::: DATA EXCERPTS :::

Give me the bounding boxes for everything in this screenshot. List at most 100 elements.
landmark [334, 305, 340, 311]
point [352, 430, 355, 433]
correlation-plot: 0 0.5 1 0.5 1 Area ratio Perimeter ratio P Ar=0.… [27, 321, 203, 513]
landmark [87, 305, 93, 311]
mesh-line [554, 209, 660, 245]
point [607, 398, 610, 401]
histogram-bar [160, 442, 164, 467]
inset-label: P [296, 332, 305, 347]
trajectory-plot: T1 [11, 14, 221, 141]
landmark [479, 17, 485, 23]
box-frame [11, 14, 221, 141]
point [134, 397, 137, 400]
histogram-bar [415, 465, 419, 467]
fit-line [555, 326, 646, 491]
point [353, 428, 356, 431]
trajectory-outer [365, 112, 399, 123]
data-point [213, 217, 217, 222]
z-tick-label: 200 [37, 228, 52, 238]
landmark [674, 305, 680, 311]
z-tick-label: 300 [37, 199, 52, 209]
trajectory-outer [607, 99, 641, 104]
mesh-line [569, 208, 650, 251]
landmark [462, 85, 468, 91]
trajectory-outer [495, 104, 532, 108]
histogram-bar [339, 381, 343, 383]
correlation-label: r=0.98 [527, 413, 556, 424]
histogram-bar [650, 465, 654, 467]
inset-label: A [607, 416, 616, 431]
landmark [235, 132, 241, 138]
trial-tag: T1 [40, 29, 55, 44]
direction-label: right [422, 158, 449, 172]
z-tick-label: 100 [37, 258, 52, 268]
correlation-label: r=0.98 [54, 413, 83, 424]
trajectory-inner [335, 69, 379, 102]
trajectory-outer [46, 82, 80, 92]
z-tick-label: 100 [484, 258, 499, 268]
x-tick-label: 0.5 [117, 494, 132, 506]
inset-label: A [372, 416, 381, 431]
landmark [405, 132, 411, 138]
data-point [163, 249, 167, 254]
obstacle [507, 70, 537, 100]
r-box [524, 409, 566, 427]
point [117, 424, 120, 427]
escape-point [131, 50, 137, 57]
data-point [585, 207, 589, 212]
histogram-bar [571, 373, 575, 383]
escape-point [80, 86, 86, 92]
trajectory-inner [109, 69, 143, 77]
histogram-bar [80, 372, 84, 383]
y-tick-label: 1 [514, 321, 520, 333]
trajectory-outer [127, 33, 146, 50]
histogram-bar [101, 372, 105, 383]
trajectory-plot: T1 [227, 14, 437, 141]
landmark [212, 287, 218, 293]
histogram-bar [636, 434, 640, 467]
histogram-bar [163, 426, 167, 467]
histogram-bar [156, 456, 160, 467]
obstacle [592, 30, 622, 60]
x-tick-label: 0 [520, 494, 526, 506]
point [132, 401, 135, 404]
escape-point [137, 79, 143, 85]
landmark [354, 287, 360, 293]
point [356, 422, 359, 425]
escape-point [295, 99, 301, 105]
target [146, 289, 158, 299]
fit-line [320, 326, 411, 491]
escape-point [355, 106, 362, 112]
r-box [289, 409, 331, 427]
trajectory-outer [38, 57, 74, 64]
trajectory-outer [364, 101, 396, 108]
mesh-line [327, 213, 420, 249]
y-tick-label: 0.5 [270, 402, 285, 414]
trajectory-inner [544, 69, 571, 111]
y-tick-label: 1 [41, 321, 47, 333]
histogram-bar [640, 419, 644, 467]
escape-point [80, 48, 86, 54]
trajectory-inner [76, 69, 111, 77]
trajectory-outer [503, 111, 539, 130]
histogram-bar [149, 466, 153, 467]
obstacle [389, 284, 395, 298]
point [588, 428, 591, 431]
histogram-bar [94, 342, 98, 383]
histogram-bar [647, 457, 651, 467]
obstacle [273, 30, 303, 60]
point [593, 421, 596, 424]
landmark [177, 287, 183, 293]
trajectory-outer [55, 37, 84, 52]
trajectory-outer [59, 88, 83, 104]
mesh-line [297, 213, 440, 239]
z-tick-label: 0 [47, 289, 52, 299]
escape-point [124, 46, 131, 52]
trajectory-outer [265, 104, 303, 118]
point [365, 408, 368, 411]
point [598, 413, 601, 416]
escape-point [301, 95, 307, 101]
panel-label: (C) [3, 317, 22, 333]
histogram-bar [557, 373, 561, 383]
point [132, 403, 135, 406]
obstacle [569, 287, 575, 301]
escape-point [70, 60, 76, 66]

:::

TASK PROMPT
Reproduce all the items above, swapping "landmark" for "marker" wherever it occurs and leaving everything else unchanged.

FULL ANSWER
Give me the bounding boxes for everything in this screenshot. List at most 100 elements.
marker [334, 305, 340, 311]
point [352, 430, 355, 433]
correlation-plot: 0 0.5 1 0.5 1 Area ratio Perimeter ratio P Ar=0.… [27, 321, 203, 513]
marker [87, 305, 93, 311]
mesh-line [554, 209, 660, 245]
point [607, 398, 610, 401]
histogram-bar [160, 442, 164, 467]
inset-label: P [296, 332, 305, 347]
trajectory-plot: T1 [11, 14, 221, 141]
marker [479, 17, 485, 23]
box-frame [11, 14, 221, 141]
point [134, 397, 137, 400]
histogram-bar [415, 465, 419, 467]
fit-line [555, 326, 646, 491]
point [353, 428, 356, 431]
trajectory-outer [365, 112, 399, 123]
data-point [213, 217, 217, 222]
z-tick-label: 200 [37, 228, 52, 238]
marker [674, 305, 680, 311]
z-tick-label: 300 [37, 199, 52, 209]
trajectory-outer [607, 99, 641, 104]
mesh-line [569, 208, 650, 251]
marker [462, 85, 468, 91]
trajectory-outer [495, 104, 532, 108]
histogram-bar [339, 381, 343, 383]
correlation-label: r=0.98 [527, 413, 556, 424]
histogram-bar [650, 465, 654, 467]
inset-label: A [607, 416, 616, 431]
marker [235, 132, 241, 138]
trial-tag: T1 [40, 29, 55, 44]
direction-label: right [422, 158, 449, 172]
z-tick-label: 100 [37, 258, 52, 268]
correlation-label: r=0.98 [54, 413, 83, 424]
trajectory-inner [335, 69, 379, 102]
trajectory-outer [46, 82, 80, 92]
z-tick-label: 100 [484, 258, 499, 268]
x-tick-label: 0.5 [117, 494, 132, 506]
inset-label: A [372, 416, 381, 431]
marker [405, 132, 411, 138]
data-point [163, 249, 167, 254]
obstacle [507, 70, 537, 100]
r-box [524, 409, 566, 427]
point [117, 424, 120, 427]
escape-point [131, 50, 137, 57]
data-point [585, 207, 589, 212]
histogram-bar [571, 373, 575, 383]
escape-point [80, 86, 86, 92]
trajectory-inner [109, 69, 143, 77]
histogram-bar [80, 372, 84, 383]
y-tick-label: 1 [514, 321, 520, 333]
trajectory-outer [127, 33, 146, 50]
histogram-bar [101, 372, 105, 383]
trajectory-plot: T1 [227, 14, 437, 141]
marker [212, 287, 218, 293]
histogram-bar [636, 434, 640, 467]
histogram-bar [163, 426, 167, 467]
histogram-bar [156, 456, 160, 467]
obstacle [592, 30, 622, 60]
x-tick-label: 0 [520, 494, 526, 506]
point [132, 401, 135, 404]
escape-point [137, 79, 143, 85]
marker [354, 287, 360, 293]
point [356, 422, 359, 425]
escape-point [295, 99, 301, 105]
target [146, 289, 158, 299]
fit-line [320, 326, 411, 491]
escape-point [355, 106, 362, 112]
r-box [289, 409, 331, 427]
trajectory-outer [38, 57, 74, 64]
trajectory-outer [364, 101, 396, 108]
mesh-line [327, 213, 420, 249]
y-tick-label: 0.5 [270, 402, 285, 414]
trajectory-inner [544, 69, 571, 111]
y-tick-label: 1 [41, 321, 47, 333]
histogram-bar [640, 419, 644, 467]
escape-point [80, 48, 86, 54]
trajectory-inner [76, 69, 111, 77]
trajectory-outer [503, 111, 539, 130]
histogram-bar [149, 466, 153, 467]
obstacle [389, 284, 395, 298]
point [588, 428, 591, 431]
histogram-bar [94, 342, 98, 383]
histogram-bar [647, 457, 651, 467]
obstacle [273, 30, 303, 60]
point [593, 421, 596, 424]
marker [177, 287, 183, 293]
trajectory-outer [55, 37, 84, 52]
trajectory-outer [59, 88, 83, 104]
mesh-line [297, 213, 440, 239]
z-tick-label: 0 [47, 289, 52, 299]
escape-point [124, 46, 131, 52]
trajectory-outer [265, 104, 303, 118]
point [365, 408, 368, 411]
point [598, 413, 601, 416]
escape-point [301, 95, 307, 101]
panel-label: (C) [3, 317, 22, 333]
histogram-bar [557, 373, 561, 383]
point [132, 403, 135, 406]
obstacle [569, 287, 575, 301]
escape-point [70, 60, 76, 66]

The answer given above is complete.